WHAT IS REQUIRED: Gather each line in the entries that includes the string "photo".

— start of EXERCISE DATA —

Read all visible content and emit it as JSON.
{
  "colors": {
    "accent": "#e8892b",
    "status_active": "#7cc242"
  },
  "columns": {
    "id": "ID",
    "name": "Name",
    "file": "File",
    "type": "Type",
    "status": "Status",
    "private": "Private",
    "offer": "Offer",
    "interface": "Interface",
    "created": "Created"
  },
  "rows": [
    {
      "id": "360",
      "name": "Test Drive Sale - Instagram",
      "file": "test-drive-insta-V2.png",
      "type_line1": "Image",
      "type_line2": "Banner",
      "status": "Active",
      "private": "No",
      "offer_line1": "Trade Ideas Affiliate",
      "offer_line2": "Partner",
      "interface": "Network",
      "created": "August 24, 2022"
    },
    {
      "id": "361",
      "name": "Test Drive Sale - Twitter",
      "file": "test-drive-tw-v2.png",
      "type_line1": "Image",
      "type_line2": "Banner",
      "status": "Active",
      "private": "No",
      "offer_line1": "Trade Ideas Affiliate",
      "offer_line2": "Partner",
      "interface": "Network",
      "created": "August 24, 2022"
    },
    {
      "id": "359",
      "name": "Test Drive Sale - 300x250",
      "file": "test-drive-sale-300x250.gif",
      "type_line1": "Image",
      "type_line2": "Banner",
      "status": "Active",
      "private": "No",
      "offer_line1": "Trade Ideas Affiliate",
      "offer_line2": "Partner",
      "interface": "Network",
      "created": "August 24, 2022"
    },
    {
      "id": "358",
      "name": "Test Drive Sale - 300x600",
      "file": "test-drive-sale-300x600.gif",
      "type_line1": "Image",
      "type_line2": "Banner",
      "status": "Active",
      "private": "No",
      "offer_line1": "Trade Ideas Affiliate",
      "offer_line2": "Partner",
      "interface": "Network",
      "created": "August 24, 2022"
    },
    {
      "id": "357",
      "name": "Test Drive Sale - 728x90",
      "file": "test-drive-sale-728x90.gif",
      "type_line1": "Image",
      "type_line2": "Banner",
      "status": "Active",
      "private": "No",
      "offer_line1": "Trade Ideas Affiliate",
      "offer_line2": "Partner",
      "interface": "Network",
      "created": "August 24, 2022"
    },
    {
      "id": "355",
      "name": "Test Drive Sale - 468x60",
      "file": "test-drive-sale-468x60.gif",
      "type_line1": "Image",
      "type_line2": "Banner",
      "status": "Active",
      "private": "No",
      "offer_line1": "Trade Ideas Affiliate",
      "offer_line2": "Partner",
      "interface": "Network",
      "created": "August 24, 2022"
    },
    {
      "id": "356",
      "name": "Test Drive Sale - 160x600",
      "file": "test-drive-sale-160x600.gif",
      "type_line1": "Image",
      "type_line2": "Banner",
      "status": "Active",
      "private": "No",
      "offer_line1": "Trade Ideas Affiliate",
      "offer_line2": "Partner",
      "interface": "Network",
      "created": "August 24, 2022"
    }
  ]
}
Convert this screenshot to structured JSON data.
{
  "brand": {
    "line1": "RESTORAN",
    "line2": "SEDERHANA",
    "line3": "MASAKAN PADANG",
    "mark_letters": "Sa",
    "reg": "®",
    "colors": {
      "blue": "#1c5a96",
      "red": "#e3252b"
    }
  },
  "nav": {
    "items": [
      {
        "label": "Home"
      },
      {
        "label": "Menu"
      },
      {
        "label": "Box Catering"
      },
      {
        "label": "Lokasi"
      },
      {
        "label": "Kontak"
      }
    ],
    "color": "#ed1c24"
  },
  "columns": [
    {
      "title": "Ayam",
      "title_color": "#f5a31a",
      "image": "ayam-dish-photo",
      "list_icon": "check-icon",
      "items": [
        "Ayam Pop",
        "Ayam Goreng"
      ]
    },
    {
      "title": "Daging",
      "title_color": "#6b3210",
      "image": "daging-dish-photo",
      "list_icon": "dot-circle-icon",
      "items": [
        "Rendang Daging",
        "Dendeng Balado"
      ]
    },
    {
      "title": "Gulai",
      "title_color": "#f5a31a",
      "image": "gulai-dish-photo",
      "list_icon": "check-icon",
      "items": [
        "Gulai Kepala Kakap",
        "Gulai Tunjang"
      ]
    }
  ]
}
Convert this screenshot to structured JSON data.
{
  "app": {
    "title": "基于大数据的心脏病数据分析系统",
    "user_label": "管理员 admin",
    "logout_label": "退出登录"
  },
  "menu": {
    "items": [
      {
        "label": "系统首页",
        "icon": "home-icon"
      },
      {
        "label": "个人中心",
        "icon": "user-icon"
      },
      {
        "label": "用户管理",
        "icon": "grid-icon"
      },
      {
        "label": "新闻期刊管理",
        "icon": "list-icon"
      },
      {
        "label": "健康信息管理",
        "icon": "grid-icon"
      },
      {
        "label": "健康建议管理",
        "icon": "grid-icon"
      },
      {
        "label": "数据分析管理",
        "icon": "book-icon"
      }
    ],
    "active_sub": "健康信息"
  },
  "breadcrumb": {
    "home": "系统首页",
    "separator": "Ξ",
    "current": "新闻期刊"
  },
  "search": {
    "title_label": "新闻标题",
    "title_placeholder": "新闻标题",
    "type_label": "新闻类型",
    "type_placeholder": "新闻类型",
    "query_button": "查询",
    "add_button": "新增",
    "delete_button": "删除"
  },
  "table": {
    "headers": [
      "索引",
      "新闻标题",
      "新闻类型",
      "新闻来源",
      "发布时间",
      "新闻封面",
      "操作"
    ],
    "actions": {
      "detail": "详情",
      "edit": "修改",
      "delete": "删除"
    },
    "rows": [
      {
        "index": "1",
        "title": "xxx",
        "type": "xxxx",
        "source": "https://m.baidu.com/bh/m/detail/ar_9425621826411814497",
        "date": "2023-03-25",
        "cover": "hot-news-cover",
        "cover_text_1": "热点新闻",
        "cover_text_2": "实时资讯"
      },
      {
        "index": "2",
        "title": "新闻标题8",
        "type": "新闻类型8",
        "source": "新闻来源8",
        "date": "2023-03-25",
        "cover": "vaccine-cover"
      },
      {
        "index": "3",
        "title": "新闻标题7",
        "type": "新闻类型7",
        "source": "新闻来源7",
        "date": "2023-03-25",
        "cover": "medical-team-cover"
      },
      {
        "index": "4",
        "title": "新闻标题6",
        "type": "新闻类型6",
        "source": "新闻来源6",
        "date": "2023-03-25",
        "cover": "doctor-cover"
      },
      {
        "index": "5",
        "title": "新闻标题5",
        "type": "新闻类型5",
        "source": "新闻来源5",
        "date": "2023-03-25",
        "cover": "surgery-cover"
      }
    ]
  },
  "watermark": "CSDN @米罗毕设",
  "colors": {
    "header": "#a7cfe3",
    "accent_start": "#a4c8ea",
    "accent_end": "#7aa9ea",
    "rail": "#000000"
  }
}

— end of EXERCISE DATA —

REPLY TO THE EXERCISE:
      "image": "ayam-dish-photo",
      "image": "daging-dish-photo",
      "image": "gulai-dish-photo",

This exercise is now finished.